Extracted records:
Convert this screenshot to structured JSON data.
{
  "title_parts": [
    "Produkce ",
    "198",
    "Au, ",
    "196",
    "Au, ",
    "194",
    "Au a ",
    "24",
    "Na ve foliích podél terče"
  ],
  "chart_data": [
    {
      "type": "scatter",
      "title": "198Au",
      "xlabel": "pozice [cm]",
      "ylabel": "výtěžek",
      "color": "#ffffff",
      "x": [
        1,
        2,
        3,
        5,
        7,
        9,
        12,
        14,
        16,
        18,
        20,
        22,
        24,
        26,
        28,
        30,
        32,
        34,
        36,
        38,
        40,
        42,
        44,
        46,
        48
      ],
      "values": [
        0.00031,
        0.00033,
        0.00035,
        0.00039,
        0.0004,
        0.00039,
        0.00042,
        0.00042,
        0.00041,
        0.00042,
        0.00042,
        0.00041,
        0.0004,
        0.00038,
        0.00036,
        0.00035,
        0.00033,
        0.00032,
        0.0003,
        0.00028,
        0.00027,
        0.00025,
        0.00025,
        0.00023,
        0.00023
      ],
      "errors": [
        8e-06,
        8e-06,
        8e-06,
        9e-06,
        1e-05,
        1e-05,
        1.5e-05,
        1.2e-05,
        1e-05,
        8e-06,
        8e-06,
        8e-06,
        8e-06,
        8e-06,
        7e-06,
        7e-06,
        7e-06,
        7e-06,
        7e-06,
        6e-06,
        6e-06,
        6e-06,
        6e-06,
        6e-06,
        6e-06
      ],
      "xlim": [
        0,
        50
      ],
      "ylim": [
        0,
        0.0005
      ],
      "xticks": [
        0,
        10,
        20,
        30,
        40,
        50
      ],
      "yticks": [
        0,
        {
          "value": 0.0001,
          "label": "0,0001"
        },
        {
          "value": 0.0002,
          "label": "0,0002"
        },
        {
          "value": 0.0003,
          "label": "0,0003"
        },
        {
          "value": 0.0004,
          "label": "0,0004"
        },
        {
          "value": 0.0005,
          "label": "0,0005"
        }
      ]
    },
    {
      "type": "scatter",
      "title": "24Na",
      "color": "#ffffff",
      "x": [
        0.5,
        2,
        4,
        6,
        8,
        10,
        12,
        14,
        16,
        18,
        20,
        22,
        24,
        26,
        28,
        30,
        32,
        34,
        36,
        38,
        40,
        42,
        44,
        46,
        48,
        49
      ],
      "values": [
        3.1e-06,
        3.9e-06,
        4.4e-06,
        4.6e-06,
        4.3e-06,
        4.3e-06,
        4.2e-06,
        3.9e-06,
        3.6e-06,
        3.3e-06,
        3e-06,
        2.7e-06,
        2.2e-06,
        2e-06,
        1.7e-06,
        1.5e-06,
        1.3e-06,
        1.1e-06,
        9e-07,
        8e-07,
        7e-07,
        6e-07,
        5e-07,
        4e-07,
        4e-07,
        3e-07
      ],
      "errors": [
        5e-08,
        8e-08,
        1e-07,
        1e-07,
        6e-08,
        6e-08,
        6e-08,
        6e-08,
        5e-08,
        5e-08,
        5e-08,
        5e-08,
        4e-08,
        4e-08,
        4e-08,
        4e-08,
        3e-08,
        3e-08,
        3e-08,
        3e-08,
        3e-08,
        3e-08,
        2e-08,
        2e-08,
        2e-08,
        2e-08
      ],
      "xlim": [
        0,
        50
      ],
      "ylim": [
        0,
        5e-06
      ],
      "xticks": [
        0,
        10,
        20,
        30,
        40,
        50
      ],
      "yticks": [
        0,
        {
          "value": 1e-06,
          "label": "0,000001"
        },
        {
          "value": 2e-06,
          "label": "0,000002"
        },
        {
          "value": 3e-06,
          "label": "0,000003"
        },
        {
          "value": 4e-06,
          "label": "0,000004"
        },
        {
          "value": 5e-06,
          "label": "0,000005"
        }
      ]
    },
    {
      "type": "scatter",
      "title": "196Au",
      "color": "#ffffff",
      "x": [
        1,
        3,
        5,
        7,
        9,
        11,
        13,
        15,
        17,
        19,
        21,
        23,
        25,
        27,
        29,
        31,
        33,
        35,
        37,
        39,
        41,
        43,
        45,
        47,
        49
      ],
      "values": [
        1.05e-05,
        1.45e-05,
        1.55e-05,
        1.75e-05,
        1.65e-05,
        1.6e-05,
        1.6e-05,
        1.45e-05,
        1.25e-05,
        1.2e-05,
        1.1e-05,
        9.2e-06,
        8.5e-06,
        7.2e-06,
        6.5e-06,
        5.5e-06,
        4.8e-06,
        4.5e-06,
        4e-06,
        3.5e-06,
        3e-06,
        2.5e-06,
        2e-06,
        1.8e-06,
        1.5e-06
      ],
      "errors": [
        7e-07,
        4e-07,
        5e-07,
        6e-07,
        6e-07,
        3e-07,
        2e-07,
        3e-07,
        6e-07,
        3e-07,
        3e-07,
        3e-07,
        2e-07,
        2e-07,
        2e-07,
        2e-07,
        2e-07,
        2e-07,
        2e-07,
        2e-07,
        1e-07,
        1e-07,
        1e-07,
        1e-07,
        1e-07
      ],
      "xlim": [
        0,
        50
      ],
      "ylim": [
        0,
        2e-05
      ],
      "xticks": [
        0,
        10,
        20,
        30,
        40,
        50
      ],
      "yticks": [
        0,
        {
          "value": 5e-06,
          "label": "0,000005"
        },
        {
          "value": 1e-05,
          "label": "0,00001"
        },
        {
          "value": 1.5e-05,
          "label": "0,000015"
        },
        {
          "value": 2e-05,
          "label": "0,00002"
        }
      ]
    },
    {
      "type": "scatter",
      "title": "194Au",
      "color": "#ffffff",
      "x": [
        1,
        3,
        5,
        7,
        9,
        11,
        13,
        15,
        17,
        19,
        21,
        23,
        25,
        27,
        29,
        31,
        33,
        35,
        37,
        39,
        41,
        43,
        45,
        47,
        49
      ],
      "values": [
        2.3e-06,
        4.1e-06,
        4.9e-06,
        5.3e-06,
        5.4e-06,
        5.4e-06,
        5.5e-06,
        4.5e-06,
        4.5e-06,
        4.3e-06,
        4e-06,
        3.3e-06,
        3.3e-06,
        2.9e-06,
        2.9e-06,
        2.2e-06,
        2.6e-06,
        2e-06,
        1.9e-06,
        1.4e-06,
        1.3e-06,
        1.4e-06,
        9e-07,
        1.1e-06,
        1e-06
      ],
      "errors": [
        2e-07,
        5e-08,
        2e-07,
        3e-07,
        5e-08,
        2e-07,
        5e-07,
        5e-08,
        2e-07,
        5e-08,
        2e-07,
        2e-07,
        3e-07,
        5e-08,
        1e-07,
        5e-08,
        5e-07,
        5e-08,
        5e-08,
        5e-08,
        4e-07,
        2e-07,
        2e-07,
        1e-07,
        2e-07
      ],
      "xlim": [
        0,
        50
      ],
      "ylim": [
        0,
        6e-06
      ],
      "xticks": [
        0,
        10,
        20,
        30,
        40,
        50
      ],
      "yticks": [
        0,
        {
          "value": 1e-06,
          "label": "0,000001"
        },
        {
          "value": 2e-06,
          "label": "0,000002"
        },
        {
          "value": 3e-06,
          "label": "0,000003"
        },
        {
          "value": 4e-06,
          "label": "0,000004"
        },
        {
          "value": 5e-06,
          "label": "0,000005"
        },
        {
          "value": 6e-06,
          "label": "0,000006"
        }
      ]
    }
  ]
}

GOAL OF THE EXERCISE:
Each line of the material should be echoed exactly.

EXERCISE RESPONSE:
Convert this screenshot to structured JSON data.
{
  "title_parts": [
    "Produkce ",
    "198",
    "Au, ",
    "196",
    "Au, ",
    "194",
    "Au a ",
    "24",
    "Na ve foliích podél terče"
  ],
  "chart_data": [
    {
      "type": "scatter",
      "title": "198Au",
      "xlabel": "pozice [cm]",
      "ylabel": "výtěžek",
      "color": "#ffffff",
      "x": [
        1,
        2,
        3,
        5,
        7,
        9,
        12,
        14,
        16,
        18,
        20,
        22,
        24,
        26,
        28,
        30,
        32,
        34,
        36,
        38,
        40,
        42,
        44,
        46,
        48
      ],
      "values": [
        0.00031,
        0.00033,
        0.00035,
        0.00039,
        0.0004,
        0.00039,
        0.00042,
        0.00042,
        0.00041,
        0.00042,
        0.00042,
        0.00041,
        0.0004,
        0.00038,
        0.00036,
        0.00035,
        0.00033,
        0.00032,
        0.0003,
        0.00028,
        0.00027,
        0.00025,
        0.00025,
        0.00023,
        0.00023
      ],
      "errors": [
        8e-06,
        8e-06,
        8e-06,
        9e-06,
        1e-05,
        1e-05,
        1.5e-05,
        1.2e-05,
        1e-05,
        8e-06,
        8e-06,
        8e-06,
        8e-06,
        8e-06,
        7e-06,
        7e-06,
        7e-06,
        7e-06,
        7e-06,
        6e-06,
        6e-06,
        6e-06,
        6e-06,
        6e-06,
        6e-06
      ],
      "xlim": [
        0,
        50
      ],
      "ylim": [
        0,
        0.0005
      ],
      "xticks": [
        0,
        10,
        20,
        30,
        40,
        50
      ],
      "yticks": [
        0,
        {
          "value": 0.0001,
          "label": "0,0001"
        },
        {
          "value": 0.0002,
          "label": "0,0002"
        },
        {
          "value": 0.0003,
          "label": "0,0003"
        },
        {
          "value": 0.0004,
          "label": "0,0004"
        },
        {
          "value": 0.0005,
          "label": "0,0005"
        }
      ]
    },
    {
      "type": "scatter",
      "title": "24Na",
      "color": "#ffffff",
      "x": [
        0.5,
        2,
        4,
        6,
        8,
        10,
        12,
        14,
        16,
        18,
        20,
        22,
        24,
        26,
        28,
        30,
        32,
        34,
        36,
        38,
        40,
        42,
        44,
        46,
        48,
        49
      ],
      "values": [
        3.1e-06,
        3.9e-06,
        4.4e-06,
        4.6e-06,
        4.3e-06,
        4.3e-06,
        4.2e-06,
        3.9e-06,
        3.6e-06,
        3.3e-06,
        3e-06,
        2.7e-06,
        2.2e-06,
        2e-06,
        1.7e-06,
        1.5e-06,
        1.3e-06,
        1.1e-06,
        9e-07,
        8e-07,
        7e-07,
        6e-07,
        5e-07,
        4e-07,
        4e-07,
        3e-07
      ],
      "errors": [
        5e-08,
        8e-08,
        1e-07,
        1e-07,
        6e-08,
        6e-08,
        6e-08,
        6e-08,
        5e-08,
        5e-08,
        5e-08,
        5e-08,
        4e-08,
        4e-08,
        4e-08,
        4e-08,
        3e-08,
        3e-08,
        3e-08,
        3e-08,
        3e-08,
        3e-08,
        2e-08,
        2e-08,
        2e-08,
        2e-08
      ],
      "xlim": [
        0,
        50
      ],
      "ylim": [
        0,
        5e-06
      ],
      "xticks": [
        0,
        10,
        20,
        30,
        40,
        50
      ],
      "yticks": [
        0,
        {
          "value": 1e-06,
          "label": "0,000001"
        },
        {
          "value": 2e-06,
          "label": "0,000002"
        },
        {
          "value": 3e-06,
          "label": "0,000003"
        },
        {
          "value": 4e-06,
          "label": "0,000004"
        },
        {
          "value": 5e-06,
          "label": "0,000005"
        }
      ]
    },
    {
      "type": "scatter",
      "title": "196Au",
      "color": "#ffffff",
      "x": [
        1,
        3,
        5,
        7,
        9,
        11,
        13,
        15,
        17,
        19,
        21,
        23,
        25,
        27,
        29,
        31,
        33,
        35,
        37,
        39,
        41,
        43,
        45,
        47,
        49
      ],
      "values": [
        1.05e-05,
        1.45e-05,
        1.55e-05,
        1.75e-05,
        1.65e-05,
        1.6e-05,
        1.6e-05,
        1.45e-05,
        1.25e-05,
        1.2e-05,
        1.1e-05,
        9.2e-06,
        8.5e-06,
        7.2e-06,
        6.5e-06,
        5.5e-06,
        4.8e-06,
        4.5e-06,
        4e-06,
        3.5e-06,
        3e-06,
        2.5e-06,
        2e-06,
        1.8e-06,
        1.5e-06
      ],
      "errors": [
        7e-07,
        4e-07,
        5e-07,
        6e-07,
        6e-07,
        3e-07,
        2e-07,
        3e-07,
        6e-07,
        3e-07,
        3e-07,
        3e-07,
        2e-07,
        2e-07,
        2e-07,
        2e-07,
        2e-07,
        2e-07,
        2e-07,
        2e-07,
        1e-07,
        1e-07,
        1e-07,
        1e-07,
        1e-07
      ],
      "xlim": [
        0,
        50
      ],
      "ylim": [
        0,
        2e-05
      ],
      "xticks": [
        0,
        10,
        20,
        30,
        40,
        50
      ],
      "yticks": [
        0,
        {
          "value": 5e-06,
          "label": "0,000005"
        },
        {
          "value": 1e-05,
          "label": "0,00001"
        },
        {
          "value": 1.5e-05,
          "label": "0,000015"
        },
        {
          "value": 2e-05,
          "label": "0,00002"
        }
      ]
    },
    {
      "type": "scatter",
      "title": "194Au",
      "color": "#ffffff",
      "x": [
        1,
        3,
        5,
        7,
        9,
        11,
        13,
        15,
        17,
        19,
        21,
        23,
        25,
        27,
        29,
        31,
        33,
        35,
        37,
        39,
        41,
        43,
        45,
        47,
        49
      ],
      "values": [
        2.3e-06,
        4.1e-06,
        4.9e-06,
        5.3e-06,
        5.4e-06,
        5.4e-06,
        5.5e-06,
        4.5e-06,
        4.5e-06,
        4.3e-06,
        4e-06,
        3.3e-06,
        3.3e-06,
        2.9e-06,
        2.9e-06,
        2.2e-06,
        2.6e-06,
        2e-06,
        1.9e-06,
        1.4e-06,
        1.3e-06,
        1.4e-06,
        9e-07,
        1.1e-06,
        1e-06
      ],
      "errors": [
        2e-07,
        5e-08,
        2e-07,
        3e-07,
        5e-08,
        2e-07,
        5e-07,
        5e-08,
        2e-07,
        5e-08,
        2e-07,
        2e-07,
        3e-07,
        5e-08,
        1e-07,
        5e-08,
        5e-07,
        5e-08,
        5e-08,
        5e-08,
        4e-07,
        2e-07,
        2e-07,
        1e-07,
        2e-07
      ],
      "xlim": [
        0,
        50
      ],
      "ylim": [
        0,
        6e-06
      ],
      "xticks": [
        0,
        10,
        20,
        30,
        40,
        50
      ],
      "yticks": [
        0,
        {
          "value": 1e-06,
          "label": "0,000001"
        },
        {
          "value": 2e-06,
          "label": "0,000002"
        },
        {
          "value": 3e-06,
          "label": "0,000003"
        },
        {
          "value": 4e-06,
          "label": "0,000004"
        },
        {
          "value": 5e-06,
          "label": "0,000005"
        },
        {
          "value": 6e-06,
          "label": "0,000006"
        }
      ]
    }
  ]
}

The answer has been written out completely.